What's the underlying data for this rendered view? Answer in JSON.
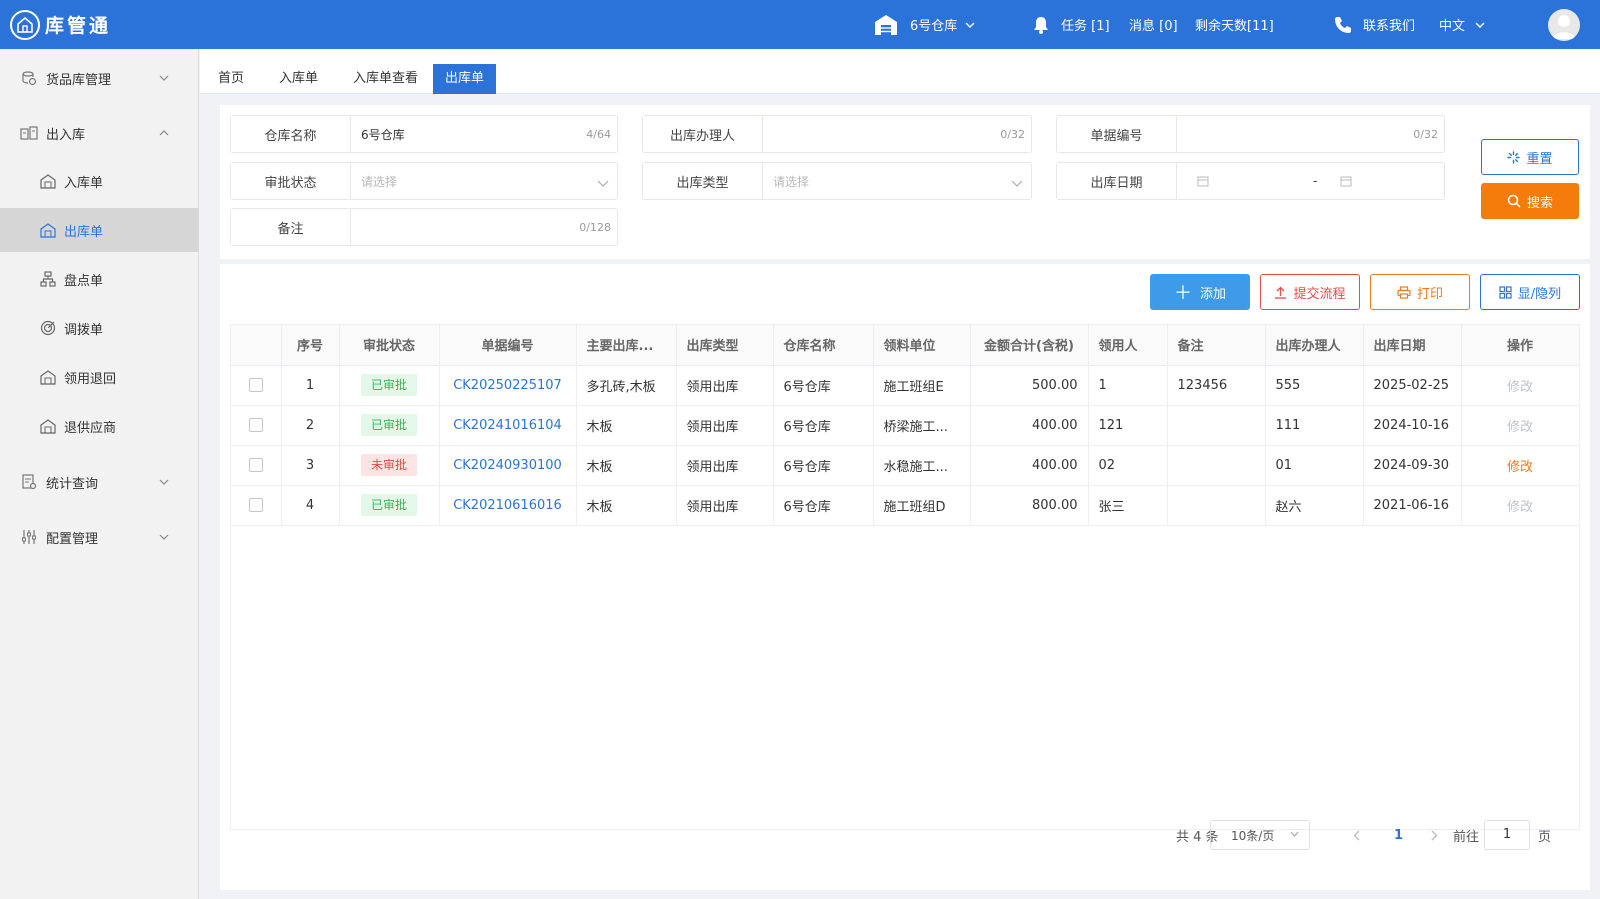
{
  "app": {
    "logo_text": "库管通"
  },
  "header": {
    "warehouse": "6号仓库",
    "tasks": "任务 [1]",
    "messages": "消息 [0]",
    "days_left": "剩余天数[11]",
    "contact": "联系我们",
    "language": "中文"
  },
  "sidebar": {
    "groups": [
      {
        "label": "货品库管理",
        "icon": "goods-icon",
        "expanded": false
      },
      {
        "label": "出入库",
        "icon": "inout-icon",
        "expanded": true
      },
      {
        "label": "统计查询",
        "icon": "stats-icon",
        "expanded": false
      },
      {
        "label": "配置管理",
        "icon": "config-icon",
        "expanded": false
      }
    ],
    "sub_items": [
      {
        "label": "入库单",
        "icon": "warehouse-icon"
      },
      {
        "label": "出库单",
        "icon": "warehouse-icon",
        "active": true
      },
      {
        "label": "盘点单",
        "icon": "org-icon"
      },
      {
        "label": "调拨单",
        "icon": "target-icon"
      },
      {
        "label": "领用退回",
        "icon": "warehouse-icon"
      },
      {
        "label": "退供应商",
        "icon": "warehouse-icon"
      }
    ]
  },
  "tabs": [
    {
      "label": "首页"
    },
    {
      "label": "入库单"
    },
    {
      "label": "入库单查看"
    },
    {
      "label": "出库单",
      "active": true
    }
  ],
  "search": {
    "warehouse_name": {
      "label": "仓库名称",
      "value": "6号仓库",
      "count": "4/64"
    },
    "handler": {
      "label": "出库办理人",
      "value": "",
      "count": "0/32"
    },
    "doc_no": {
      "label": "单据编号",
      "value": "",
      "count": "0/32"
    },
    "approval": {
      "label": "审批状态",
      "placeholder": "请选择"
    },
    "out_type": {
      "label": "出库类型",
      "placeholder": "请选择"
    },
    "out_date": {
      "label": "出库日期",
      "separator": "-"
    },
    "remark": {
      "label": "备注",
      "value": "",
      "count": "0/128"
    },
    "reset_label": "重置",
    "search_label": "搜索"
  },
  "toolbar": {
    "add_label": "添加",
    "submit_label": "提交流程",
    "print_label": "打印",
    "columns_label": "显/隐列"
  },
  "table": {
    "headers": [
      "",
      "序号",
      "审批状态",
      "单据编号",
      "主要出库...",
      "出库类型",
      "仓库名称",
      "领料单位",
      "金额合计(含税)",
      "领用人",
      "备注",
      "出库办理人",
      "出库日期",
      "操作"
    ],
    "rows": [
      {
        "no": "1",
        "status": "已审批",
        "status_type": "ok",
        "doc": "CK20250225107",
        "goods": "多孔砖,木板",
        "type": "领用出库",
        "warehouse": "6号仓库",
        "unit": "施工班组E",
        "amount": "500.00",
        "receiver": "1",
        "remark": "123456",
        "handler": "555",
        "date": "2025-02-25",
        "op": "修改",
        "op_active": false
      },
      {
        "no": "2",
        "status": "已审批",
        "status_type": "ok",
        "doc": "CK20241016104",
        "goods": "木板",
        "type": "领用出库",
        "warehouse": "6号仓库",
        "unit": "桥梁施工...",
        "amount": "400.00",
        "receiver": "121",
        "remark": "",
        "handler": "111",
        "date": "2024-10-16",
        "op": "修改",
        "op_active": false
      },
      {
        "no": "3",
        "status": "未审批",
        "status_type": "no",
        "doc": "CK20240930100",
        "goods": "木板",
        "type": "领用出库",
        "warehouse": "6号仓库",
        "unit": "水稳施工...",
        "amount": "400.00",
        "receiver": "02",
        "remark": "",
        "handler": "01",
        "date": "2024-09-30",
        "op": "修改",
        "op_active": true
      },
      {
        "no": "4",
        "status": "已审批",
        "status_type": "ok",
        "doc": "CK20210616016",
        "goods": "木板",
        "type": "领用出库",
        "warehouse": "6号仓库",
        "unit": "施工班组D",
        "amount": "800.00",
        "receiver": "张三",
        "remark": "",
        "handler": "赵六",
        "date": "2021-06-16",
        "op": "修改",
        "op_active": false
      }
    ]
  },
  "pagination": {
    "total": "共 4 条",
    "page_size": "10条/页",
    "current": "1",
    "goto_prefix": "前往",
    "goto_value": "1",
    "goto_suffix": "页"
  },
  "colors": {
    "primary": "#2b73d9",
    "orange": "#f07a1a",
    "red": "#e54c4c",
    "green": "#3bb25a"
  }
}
+ + +
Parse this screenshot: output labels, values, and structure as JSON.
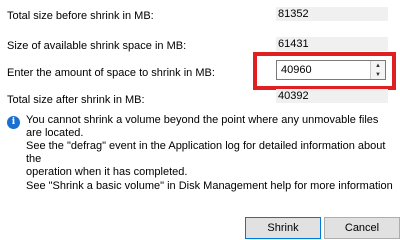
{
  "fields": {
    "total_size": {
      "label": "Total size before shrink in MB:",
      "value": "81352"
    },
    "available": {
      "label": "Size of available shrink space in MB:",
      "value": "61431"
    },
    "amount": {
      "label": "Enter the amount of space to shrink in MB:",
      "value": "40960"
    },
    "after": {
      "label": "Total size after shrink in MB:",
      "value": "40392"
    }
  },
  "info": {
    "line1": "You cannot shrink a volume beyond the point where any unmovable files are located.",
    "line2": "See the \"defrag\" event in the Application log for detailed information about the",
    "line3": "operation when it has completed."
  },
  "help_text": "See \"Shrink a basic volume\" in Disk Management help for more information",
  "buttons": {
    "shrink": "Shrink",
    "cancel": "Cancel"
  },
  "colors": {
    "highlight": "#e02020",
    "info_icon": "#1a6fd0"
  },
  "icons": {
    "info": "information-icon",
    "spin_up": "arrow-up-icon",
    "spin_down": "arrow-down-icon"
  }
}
+ + +
Required work:
Pick out the lines that contain "count" and copy them.

Solution to this problem:
      "count": "4/64"
      "count": "0/32"
      "count": "0/32"
      "count": "0/128"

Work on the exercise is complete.